Re: [Vserver] Re: Basic Question

From: Fareha Shafique <fareha_at_eecg.toronto.edu>
Date: Tue 09 May 2006 - 15:04:08 BST
Message-ID: <4460A158.7080708@eecg.toronto.edu>

Corey Wright wrote:

>On Mon, 08 May 2006 13:30:45 -0400
>Fareha Shafique <fareha@eecg.toronto.edu> wrote:
>
>
>
>>The following is taken from the Short
>>Introduction, can someone please explain it to me:
>>"Resource sharing: Since vservers can share binaries and libraries
>>without interfering, a second vserver generally cost 40-100 megs of disk
>>space only. Most of this space is a copy of the packaging database.
>>Independent updates: Vservers are updated independently even if they
>>share binaries with other vservers."
>>
>>Does this mean, that as I install programs (like sshd, and other
>>packages) on my vserver that are already installed on my host server,
>>the binaries will be shared?
>>
>>
>
>search for "vhashify" on http://linux-vserver.org/alpha+util-vserver for
>the practical how-to. the resource sharing is not automatic; you must
>enable it.

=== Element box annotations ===
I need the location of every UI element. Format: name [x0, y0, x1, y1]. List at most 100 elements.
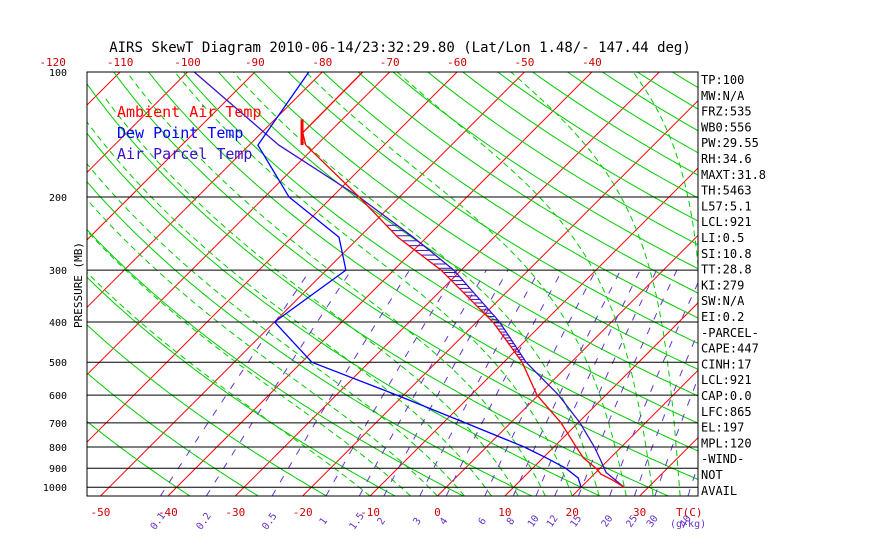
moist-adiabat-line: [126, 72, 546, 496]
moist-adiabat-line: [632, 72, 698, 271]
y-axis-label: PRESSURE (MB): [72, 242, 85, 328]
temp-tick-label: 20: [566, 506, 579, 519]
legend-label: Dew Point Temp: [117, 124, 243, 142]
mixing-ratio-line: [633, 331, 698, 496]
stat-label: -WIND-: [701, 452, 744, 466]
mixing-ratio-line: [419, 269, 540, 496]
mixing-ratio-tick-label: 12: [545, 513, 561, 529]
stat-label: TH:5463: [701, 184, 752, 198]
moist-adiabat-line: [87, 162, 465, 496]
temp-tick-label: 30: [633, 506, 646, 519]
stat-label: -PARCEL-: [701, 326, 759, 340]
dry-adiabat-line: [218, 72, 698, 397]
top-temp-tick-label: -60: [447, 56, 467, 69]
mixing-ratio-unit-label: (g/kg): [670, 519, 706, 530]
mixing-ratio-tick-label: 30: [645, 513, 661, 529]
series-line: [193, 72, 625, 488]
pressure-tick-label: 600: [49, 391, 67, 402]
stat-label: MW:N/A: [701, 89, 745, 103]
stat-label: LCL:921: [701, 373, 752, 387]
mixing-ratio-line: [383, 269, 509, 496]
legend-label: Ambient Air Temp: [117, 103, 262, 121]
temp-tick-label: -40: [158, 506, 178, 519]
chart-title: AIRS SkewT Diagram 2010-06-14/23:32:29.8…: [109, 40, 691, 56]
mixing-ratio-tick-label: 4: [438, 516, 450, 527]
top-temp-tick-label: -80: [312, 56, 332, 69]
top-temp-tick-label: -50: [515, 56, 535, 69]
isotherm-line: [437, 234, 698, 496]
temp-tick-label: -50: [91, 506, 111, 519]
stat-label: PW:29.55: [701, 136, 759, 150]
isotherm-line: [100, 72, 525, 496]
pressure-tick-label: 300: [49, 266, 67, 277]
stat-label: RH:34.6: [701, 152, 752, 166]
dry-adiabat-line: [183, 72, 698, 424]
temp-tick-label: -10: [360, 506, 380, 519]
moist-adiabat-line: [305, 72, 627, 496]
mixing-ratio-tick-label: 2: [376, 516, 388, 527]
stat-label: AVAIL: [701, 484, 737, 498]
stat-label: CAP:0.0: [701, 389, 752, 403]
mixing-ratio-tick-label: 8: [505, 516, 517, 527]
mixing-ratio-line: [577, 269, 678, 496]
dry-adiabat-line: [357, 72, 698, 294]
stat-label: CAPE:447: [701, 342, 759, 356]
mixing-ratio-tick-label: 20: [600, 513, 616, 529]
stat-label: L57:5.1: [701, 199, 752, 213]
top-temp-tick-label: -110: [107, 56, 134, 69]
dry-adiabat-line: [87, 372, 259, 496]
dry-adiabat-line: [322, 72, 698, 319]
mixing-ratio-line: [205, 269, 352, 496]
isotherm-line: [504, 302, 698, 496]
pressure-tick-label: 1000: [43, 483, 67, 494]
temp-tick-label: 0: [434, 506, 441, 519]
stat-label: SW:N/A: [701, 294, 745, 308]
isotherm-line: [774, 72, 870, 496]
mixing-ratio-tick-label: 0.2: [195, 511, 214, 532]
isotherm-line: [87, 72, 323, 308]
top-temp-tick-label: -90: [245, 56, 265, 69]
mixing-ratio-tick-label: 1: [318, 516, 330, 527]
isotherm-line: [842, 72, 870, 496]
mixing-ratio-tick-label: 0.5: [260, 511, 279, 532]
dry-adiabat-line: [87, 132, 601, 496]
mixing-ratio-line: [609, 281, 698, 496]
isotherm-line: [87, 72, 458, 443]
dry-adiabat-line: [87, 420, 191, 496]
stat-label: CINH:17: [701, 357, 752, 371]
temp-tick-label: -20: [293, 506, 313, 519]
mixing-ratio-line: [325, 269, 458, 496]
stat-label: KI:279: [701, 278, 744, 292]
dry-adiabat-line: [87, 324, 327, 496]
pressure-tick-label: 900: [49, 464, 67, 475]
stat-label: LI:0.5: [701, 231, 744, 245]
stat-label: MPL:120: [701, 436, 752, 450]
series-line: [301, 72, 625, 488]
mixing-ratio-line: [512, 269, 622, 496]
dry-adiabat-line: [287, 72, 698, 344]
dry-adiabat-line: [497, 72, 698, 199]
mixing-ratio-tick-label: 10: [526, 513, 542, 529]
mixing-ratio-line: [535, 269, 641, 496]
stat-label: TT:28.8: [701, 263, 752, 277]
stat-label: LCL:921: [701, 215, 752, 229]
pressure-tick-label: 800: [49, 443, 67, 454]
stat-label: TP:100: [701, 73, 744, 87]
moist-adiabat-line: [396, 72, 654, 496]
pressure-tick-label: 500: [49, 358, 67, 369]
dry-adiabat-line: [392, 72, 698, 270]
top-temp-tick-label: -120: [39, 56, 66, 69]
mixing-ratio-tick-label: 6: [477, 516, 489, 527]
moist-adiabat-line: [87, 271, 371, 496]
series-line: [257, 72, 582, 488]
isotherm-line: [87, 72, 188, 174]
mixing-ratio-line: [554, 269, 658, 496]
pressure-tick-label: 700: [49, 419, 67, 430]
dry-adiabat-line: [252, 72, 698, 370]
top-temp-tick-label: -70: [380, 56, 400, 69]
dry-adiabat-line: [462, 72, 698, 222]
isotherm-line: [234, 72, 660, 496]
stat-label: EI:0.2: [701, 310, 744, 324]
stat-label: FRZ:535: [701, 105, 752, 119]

=== WHAT YOU NEED TO DO ===
1/ According to the mailing-list message, why does a second vserver generally cost only 40-100 megs of disk space? Answer in one to three sentences.
2/ Rename "stat-label" to "statistic-label" in the listing lines between the one holding "moist-adiabat-line: [126, 72, 546, 496]" and the one holding "stat-label: RH:34.6: [701, 152, 752, 166]", inclusive. Return only those lines.
The listing has no connection to the mailing-list message, so the two are separate material.

=== ANSWERS PER TASK ===
1/ A second vserver needs so little disk space because vservers can share binaries and libraries without interfering. Most of the space it does use is a copy of the packaging database.

2/
moist-adiabat-line: [126, 72, 546, 496]
moist-adiabat-line: [632, 72, 698, 271]
y-axis-label: PRESSURE (MB): [72, 242, 85, 328]
temp-tick-label: 20: [566, 506, 579, 519]
legend-label: Dew Point Temp: [117, 124, 243, 142]
mixing-ratio-line: [633, 331, 698, 496]
statistic-label: -WIND-: [701, 452, 744, 466]
mixing-ratio-line: [419, 269, 540, 496]
mixing-ratio-tick-label: 12: [545, 513, 561, 529]
statistic-label: TH:5463: [701, 184, 752, 198]
moist-adiabat-line: [87, 162, 465, 496]
temp-tick-label: 30: [633, 506, 646, 519]
statistic-label: -PARCEL-: [701, 326, 759, 340]
dry-adiabat-line: [218, 72, 698, 397]
top-temp-tick-label: -60: [447, 56, 467, 69]
mixing-ratio-unit-label: (g/kg): [670, 519, 706, 530]
mixing-ratio-tick-label: 30: [645, 513, 661, 529]
series-line: [193, 72, 625, 488]
pressure-tick-label: 600: [49, 391, 67, 402]
statistic-label: MW:N/A: [701, 89, 745, 103]
statistic-label: LCL:921: [701, 373, 752, 387]
mixing-ratio-line: [383, 269, 509, 496]
legend-label: Ambient Air Temp: [117, 103, 262, 121]
temp-tick-label: -40: [158, 506, 178, 519]
chart-title: AIRS SkewT Diagram 2010-06-14/23:32:29.8…: [109, 40, 691, 56]
mixing-ratio-tick-label: 4: [438, 516, 450, 527]
top-temp-tick-label: -80: [312, 56, 332, 69]
top-temp-tick-label: -50: [515, 56, 535, 69]
isotherm-line: [437, 234, 698, 496]
temp-tick-label: -50: [91, 506, 111, 519]
statistic-label: PW:29.55: [701, 136, 759, 150]
isotherm-line: [100, 72, 525, 496]
pressure-tick-label: 300: [49, 266, 67, 277]
statistic-label: RH:34.6: [701, 152, 752, 166]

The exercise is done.